=== INPUT FOR THIS TASK ===
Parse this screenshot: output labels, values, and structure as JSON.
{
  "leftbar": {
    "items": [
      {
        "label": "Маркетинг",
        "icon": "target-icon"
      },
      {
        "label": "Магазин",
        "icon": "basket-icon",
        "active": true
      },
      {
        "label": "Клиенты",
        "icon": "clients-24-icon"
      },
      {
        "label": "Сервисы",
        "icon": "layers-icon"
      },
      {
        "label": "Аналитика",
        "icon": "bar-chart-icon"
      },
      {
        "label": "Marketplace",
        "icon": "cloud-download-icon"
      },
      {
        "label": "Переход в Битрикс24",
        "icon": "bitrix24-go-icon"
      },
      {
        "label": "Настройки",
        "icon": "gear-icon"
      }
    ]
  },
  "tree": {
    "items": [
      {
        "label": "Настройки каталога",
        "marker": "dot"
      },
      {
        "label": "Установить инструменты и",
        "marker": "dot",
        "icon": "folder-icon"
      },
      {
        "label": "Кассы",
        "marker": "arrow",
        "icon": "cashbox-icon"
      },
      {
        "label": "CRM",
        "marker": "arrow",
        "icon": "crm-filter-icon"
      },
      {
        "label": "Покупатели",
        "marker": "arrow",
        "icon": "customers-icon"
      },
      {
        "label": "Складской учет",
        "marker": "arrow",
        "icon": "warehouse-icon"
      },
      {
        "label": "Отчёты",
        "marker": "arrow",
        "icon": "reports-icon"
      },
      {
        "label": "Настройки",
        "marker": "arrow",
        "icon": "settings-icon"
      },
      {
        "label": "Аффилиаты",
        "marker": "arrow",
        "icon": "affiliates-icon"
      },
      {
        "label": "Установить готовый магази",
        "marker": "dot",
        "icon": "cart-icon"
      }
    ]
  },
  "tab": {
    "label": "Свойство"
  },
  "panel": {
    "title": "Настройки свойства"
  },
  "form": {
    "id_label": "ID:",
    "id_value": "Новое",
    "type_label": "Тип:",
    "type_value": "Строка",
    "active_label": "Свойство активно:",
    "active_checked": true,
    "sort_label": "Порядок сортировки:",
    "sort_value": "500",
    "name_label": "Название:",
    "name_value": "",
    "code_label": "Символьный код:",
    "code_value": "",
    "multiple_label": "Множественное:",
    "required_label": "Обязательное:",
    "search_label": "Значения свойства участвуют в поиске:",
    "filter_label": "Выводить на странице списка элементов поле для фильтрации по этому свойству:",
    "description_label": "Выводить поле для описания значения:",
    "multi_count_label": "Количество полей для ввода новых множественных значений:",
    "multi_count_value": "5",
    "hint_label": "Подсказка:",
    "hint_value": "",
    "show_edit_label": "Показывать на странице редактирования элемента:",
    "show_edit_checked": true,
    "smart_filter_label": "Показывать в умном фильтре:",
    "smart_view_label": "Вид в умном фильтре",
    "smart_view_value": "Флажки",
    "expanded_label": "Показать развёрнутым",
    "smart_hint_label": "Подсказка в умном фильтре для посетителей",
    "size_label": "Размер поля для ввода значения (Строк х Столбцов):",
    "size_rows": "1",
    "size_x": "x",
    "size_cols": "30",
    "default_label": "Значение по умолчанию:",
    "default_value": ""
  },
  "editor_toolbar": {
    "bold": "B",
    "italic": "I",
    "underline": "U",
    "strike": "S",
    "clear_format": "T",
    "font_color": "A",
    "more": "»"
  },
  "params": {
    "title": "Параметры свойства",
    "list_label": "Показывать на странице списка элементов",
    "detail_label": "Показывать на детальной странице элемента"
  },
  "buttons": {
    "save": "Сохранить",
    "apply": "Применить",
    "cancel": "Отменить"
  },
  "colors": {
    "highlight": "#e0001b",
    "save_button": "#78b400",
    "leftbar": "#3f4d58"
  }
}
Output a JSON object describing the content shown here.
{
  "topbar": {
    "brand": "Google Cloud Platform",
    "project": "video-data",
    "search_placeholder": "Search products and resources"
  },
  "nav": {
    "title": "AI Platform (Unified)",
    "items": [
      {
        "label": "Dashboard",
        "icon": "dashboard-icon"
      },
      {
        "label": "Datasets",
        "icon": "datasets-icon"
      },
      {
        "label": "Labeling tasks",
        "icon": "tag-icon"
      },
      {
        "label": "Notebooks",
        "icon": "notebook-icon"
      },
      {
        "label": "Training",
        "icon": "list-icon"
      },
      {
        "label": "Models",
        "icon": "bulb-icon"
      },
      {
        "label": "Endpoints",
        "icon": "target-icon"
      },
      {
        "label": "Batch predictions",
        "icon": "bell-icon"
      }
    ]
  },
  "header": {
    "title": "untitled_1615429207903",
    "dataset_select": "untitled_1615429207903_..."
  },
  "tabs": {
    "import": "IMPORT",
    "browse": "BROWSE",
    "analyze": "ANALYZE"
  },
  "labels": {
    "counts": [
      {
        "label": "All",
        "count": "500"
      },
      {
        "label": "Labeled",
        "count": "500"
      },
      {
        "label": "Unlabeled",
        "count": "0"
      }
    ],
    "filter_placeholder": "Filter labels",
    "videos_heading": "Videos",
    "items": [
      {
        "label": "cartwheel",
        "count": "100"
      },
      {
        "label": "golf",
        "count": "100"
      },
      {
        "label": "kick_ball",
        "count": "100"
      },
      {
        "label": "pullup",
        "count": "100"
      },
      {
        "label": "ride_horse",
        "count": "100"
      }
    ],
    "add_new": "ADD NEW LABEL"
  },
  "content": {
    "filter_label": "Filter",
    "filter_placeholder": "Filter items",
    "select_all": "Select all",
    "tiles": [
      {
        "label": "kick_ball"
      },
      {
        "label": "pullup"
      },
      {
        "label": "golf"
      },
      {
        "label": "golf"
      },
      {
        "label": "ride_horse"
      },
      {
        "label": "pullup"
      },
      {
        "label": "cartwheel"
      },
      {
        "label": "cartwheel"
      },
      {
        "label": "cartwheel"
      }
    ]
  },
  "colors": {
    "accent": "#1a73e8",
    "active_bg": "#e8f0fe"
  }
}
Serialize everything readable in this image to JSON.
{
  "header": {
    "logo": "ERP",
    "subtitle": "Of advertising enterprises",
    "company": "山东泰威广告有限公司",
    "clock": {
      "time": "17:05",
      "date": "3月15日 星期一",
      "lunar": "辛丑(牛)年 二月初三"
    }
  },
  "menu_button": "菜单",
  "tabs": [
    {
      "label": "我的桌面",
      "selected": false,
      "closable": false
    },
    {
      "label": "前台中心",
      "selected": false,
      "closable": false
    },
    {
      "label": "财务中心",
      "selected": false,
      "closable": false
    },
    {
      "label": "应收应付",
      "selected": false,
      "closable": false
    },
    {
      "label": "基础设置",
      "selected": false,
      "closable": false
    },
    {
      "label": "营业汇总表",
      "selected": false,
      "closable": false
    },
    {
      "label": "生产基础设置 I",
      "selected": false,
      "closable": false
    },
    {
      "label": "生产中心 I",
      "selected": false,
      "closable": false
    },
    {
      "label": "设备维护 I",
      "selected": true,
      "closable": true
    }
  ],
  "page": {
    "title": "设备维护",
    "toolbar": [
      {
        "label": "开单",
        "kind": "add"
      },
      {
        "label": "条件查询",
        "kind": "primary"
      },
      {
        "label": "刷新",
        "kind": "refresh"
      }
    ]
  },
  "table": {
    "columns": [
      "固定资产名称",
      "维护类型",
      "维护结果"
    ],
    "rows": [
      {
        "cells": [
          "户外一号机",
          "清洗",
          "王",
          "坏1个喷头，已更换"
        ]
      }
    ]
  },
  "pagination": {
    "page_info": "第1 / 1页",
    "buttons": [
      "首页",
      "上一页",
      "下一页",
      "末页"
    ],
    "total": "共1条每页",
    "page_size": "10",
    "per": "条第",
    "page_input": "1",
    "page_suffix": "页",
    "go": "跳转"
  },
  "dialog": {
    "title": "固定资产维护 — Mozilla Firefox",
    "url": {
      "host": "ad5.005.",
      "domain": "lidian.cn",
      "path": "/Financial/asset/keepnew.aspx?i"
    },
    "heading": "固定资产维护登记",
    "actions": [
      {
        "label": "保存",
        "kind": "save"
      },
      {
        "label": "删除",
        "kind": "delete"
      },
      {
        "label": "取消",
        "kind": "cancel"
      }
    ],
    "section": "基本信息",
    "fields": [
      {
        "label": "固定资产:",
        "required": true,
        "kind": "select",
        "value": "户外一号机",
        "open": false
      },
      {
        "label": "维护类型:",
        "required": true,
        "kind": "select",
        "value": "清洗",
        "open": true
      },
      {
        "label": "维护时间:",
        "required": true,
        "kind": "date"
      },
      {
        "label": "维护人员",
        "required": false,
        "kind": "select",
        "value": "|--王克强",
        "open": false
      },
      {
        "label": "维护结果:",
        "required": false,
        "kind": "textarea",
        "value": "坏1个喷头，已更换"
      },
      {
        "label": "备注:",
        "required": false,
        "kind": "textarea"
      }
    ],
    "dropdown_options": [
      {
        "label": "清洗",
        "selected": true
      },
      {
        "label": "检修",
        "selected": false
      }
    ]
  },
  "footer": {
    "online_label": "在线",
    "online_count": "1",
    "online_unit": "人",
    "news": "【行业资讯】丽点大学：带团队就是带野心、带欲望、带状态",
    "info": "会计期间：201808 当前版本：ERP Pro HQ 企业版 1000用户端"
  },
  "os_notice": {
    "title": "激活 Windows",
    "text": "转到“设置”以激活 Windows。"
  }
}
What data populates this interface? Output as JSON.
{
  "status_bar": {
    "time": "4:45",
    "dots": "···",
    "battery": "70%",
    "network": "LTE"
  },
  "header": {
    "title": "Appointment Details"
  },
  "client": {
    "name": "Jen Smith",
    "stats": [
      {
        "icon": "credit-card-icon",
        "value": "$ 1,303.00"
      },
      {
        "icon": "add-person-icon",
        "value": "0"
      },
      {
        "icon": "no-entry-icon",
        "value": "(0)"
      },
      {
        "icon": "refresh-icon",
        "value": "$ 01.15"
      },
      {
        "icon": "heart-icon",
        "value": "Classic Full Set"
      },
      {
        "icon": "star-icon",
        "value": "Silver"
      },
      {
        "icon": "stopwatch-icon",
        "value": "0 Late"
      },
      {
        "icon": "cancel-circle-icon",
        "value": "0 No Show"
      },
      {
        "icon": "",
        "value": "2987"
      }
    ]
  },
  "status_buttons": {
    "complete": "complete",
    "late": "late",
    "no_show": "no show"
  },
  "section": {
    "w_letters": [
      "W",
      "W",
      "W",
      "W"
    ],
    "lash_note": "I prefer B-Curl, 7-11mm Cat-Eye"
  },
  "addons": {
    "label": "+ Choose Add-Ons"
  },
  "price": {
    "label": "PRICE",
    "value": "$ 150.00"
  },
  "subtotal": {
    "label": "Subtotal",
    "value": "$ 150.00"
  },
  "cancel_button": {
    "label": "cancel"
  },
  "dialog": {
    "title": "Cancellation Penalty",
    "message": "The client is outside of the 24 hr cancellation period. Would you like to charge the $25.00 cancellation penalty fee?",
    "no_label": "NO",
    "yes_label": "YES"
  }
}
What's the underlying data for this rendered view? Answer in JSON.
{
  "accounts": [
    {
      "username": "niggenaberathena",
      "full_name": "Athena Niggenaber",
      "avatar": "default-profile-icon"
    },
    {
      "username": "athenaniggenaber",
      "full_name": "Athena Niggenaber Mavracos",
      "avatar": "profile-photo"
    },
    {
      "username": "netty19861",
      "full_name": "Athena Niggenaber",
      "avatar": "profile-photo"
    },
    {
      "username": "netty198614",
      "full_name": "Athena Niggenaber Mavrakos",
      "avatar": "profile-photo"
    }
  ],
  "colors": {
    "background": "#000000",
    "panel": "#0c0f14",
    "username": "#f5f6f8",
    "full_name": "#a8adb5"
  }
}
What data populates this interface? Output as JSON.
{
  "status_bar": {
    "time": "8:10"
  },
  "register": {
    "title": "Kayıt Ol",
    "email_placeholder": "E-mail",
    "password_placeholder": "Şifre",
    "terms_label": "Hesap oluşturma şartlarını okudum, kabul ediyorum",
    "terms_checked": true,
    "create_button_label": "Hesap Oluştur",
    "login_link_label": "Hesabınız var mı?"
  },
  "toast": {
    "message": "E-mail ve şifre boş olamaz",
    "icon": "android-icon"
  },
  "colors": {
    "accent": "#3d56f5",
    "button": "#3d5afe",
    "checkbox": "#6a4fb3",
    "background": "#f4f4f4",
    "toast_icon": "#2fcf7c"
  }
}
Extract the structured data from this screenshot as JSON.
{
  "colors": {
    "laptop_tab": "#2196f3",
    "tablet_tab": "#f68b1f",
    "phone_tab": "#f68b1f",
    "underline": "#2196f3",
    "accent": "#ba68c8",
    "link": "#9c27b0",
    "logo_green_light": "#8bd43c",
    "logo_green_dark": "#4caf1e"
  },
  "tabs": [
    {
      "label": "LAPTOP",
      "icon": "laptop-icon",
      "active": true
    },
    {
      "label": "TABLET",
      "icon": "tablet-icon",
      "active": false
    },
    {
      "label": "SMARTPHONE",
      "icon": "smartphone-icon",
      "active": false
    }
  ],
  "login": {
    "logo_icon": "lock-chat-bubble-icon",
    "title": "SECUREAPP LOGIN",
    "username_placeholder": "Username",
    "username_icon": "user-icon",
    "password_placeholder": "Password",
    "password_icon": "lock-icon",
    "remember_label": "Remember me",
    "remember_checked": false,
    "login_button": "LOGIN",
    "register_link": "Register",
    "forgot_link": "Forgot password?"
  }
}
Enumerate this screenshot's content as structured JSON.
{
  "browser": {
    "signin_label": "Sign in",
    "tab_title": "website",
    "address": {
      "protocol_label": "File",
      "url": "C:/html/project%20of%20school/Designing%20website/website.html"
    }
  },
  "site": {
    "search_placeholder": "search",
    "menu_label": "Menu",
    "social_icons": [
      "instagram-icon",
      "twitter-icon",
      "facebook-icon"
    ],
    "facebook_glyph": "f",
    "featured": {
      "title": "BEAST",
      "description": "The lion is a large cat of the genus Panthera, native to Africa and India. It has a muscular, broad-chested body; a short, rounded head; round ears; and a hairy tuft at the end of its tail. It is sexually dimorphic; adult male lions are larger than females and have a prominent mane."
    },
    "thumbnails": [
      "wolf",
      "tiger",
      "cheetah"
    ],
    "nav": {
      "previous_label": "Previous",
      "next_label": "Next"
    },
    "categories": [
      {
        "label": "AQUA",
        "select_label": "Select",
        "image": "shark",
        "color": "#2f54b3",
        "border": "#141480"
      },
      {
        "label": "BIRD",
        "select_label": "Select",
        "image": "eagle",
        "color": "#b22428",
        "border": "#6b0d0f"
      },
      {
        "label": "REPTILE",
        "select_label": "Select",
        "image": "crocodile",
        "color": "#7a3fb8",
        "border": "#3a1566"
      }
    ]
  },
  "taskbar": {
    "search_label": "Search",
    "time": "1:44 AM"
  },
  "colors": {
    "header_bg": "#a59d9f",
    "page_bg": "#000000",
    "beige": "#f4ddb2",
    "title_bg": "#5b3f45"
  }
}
===
* _EXERCISE BRIEF_
Look through the records and gather each line with the word "Windows".

* _RESULT FOR THIS TASK_
    "title": "激活 Windows",
    "text": "转到“设置”以激活 Windows。"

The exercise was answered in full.